• Required task:
Reproduce all entries verbatim, with nothing added or dropped.
○ ○ ○
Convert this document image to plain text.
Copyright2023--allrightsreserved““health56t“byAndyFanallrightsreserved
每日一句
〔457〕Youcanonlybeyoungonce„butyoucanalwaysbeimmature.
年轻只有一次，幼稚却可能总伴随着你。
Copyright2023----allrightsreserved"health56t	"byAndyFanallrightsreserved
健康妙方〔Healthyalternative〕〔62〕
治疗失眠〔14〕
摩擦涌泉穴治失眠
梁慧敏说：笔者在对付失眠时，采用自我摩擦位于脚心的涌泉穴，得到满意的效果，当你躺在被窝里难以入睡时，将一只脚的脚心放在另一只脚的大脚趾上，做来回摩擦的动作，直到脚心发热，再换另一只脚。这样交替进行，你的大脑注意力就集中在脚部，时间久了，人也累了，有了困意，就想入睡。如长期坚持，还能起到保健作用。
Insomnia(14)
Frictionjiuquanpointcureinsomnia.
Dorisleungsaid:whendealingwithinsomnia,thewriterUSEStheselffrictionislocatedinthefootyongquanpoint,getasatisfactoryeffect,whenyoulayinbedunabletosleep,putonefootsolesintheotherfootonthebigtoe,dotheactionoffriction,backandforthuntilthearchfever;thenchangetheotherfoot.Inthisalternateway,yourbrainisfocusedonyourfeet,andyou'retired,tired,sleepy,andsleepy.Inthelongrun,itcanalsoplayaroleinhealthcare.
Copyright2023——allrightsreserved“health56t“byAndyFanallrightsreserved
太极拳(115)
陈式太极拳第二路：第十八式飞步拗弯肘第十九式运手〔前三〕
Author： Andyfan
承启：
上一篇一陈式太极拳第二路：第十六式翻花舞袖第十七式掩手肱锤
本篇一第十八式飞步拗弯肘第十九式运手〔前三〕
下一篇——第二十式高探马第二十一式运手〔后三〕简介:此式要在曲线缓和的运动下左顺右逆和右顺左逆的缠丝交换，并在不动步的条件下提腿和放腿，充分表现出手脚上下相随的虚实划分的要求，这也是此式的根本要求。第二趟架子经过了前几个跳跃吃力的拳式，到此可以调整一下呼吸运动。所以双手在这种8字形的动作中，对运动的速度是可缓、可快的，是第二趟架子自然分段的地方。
○ ○ ○
• In response:
Convert this document image to plain text.
Copyright2023--allrightsreserved““health56t“byAndyFanallrightsreserved
每日一句
〔457〕Youcanonlybeyoungonce„butyoucanalwaysbeimmature.
年轻只有一次，幼稚却可能总伴随着你。
Copyright2023----allrightsreserved"health56t	"byAndyFanallrightsreserved
健康妙方〔Healthyalternative〕〔62〕
治疗失眠〔14〕
摩擦涌泉穴治失眠
梁慧敏说：笔者在对付失眠时，采用自我摩擦位于脚心的涌泉穴，得到满意的效果，当你躺在被窝里难以入睡时，将一只脚的脚心放在另一只脚的大脚趾上，做来回摩擦的动作，直到脚心发热，再换另一只脚。这样交替进行，你的大脑注意力就集中在脚部，时间久了，人也累了，有了困意，就想入睡。如长期坚持，还能起到保健作用。
Insomnia(14)
Frictionjiuquanpointcureinsomnia.
Dorisleungsaid:whendealingwithinsomnia,thewriterUSEStheselffrictionislocatedinthefootyongquanpoint,getasatisfactoryeffect,whenyoulayinbedunabletosleep,putonefootsolesintheotherfootonthebigtoe,dotheactionoffriction,backandforthuntilthearchfever;thenchangetheotherfoot.Inthisalternateway,yourbrainisfocusedonyourfeet,andyou'retired,tired,sleepy,andsleepy.Inthelongrun,itcanalsoplayaroleinhealthcare.
Copyright2023——allrightsreserved“health56t“byAndyFanallrightsreserved
太极拳(115)
陈式太极拳第二路：第十八式飞步拗弯肘第十九式运手〔前三〕
Author： Andyfan
承启：
上一篇一陈式太极拳第二路：第十六式翻花舞袖第十七式掩手肱锤
本篇一第十八式飞步拗弯肘第十九式运手〔前三〕
下一篇——第二十式高探马第二十一式运手〔后三〕简介:此式要在曲线缓和的运动下左顺右逆和右顺左逆的缠丝交换，并在不动步的条件下提腿和放腿，充分表现出手脚上下相随的虚实划分的要求，这也是此式的根本要求。第二趟架子经过了前几个跳跃吃力的拳式，到此可以调整一下呼吸运动。所以双手在这种8字形的动作中，对运动的速度是可缓、可快的，是第二趟架子自然分段的地方。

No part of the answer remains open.